DV Workshop
Date: 11/02/06
Speaker Bio:
was born in 1969 to teachers in Onicha-Ugbo, a small Nigerian village, and, at age 4, was adopted by my biological uncle, an agronomist and diplomat, and his American wife, a teacher. In 1980, we moved to USA where I continued my primary education in Florence, Alabama.
In 1984, I enrolled at St. Bernard Preparatory School and graduated valedictorian four years later, soon gaining scholarship admission into Dartmouth College where I learned the power of the Internet. I was introduced to the Internet with “blitzmail”, the college’s proprietary email system, and I frequently used a newsgroup to communicate with an international network of Nigerians—all nostalgic and concerned about a deteriorating homeland, desirous to return and eager to help out.
After Dartmouth, I settled in Boston with my brother. Together we started a pre-press design company in which we used FTP to pass designs between our clients and printers and realized a 30% margin in a 10% margin business. We were young, creative graduates pursuing our entrepreneurial ambitions. However, in 1994 I won several fellowships and left the business to join the University of Massachusetts MFA Painting and MBA programs. I graduated in 1999, worked in the Staples’ corporate finance team for a year, and then started a dot-com that built the world’s largest “evening entertainment” community portal (clubbersworld.com). When the “bubble” burst in 2000, I decided to return to Africa to seek opportunities and apply my knowledge and skills on the continent.

**Material provided**
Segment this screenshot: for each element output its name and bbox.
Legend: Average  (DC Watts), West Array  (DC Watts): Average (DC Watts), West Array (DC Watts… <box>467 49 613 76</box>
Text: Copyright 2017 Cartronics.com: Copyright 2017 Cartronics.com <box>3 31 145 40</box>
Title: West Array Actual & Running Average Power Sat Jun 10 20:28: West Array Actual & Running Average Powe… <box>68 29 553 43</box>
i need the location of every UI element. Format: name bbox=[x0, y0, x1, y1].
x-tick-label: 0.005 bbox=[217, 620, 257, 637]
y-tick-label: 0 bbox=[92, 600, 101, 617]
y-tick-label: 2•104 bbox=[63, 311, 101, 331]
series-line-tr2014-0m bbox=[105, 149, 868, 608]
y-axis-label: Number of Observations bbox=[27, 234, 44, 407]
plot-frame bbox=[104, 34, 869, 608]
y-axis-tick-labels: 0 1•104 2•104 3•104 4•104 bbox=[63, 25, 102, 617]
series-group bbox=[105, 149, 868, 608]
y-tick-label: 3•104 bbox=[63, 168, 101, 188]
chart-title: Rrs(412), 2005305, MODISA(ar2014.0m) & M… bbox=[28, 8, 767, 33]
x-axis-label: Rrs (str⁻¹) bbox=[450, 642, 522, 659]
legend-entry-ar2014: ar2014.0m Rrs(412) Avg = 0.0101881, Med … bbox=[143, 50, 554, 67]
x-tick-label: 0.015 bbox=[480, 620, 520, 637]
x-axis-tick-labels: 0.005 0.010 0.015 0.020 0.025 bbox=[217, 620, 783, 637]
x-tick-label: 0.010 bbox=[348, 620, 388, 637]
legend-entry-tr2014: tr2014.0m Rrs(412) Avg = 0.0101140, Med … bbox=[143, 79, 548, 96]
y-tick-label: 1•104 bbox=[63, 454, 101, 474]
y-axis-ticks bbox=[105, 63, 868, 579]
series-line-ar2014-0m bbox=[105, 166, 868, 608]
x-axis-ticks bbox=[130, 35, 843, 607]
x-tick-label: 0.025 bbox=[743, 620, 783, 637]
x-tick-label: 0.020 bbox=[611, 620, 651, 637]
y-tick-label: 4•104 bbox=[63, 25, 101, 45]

**Required tasks**
- 1) From the speaker bio above, write out the passage between "DV Workshop" and "to help out.", inclusive.
- 2) According to the speaker bio, in what year did the speaker enroll at St. Bernard Preparatory School?
- 3) Carry the speaker bio on from its last sentence.

**Task responses**
- 1)
DV Workshop
Date: 11/02/06
Speaker Bio:
was born in 1969 to teachers in Onicha-Ugbo, a small Nigerian village, and, at age 4, was adopted by my biological uncle, an agronomist and diplomat, and his American wife, a teacher. In 1980, we moved to USA where I continued my primary education in Florence, Alabama.
In 1984, I enrolled at St. Bernard Preparatory School and graduated valedictorian four years later, soon gaining scholarship admission into Dartmouth College where I learned the power of the Internet. I was introduced to the Internet with “blitzmail”, the college’s proprietary email system, and I frequently used a newsgroup to communicate with an international network of Nigerians—all nostalgic and concerned about a deteriorating homeland, desirous to return and eager to help out.

- 2) 1984

- 3)
In 2001, while in Accra, Ghana, I met Mark Davies, the visionary co-founder of CitySearch, who had moved from New York to launch “BusyInternet,” a community IT center modeled after the international EasyInternetCafe chain. The design included a 100-station cybercafé, a business incubator with entrepreneur offices, a restaurant, and a document center A cybercafe aficionado, I was quick to join Mark’s team as a business development director. We soon had a center running in Accra, and it is currently the largest IT center in West Africa.
I became intent on deploying a more efficient, scalable version of “Busy” to cultivate the Nigerian digital information revolution by providing consumers affordable access to content, media, and communication tools. I moved to Nigeria in 2002 and, after a year of promoting the digital center concept, helped launch XS Broadband, Nigeria’s largest BFWA provider—created to make Internet readily available. I have since liaised with key players in the education, banking, government, telecom, and entertainment sectors who concur that there is a strong need for digital centers across Nigeria.
The Reuters Digital Vision Fellowship would enable me to organize the necessary resources to fulfill that developmental need—for Africa in general and Nigeria in particular.
The BusyInternet project is one of which I am proud. I took away this lesson: you cannot develop by transplanting ideas; instead you must customize ideas, taking into account socio-economic and cultural dynamics. By customizing the cybercafé idea, we gave people the power to send emails, listen to music, watch movies, and write their own story. We enabled them to experience their dreams together. In short, we changed lives. I believe we can customize the idea even more and impact the lives of at least 15 million people in Nigeria and, eventually, over 80 million people continent-wide.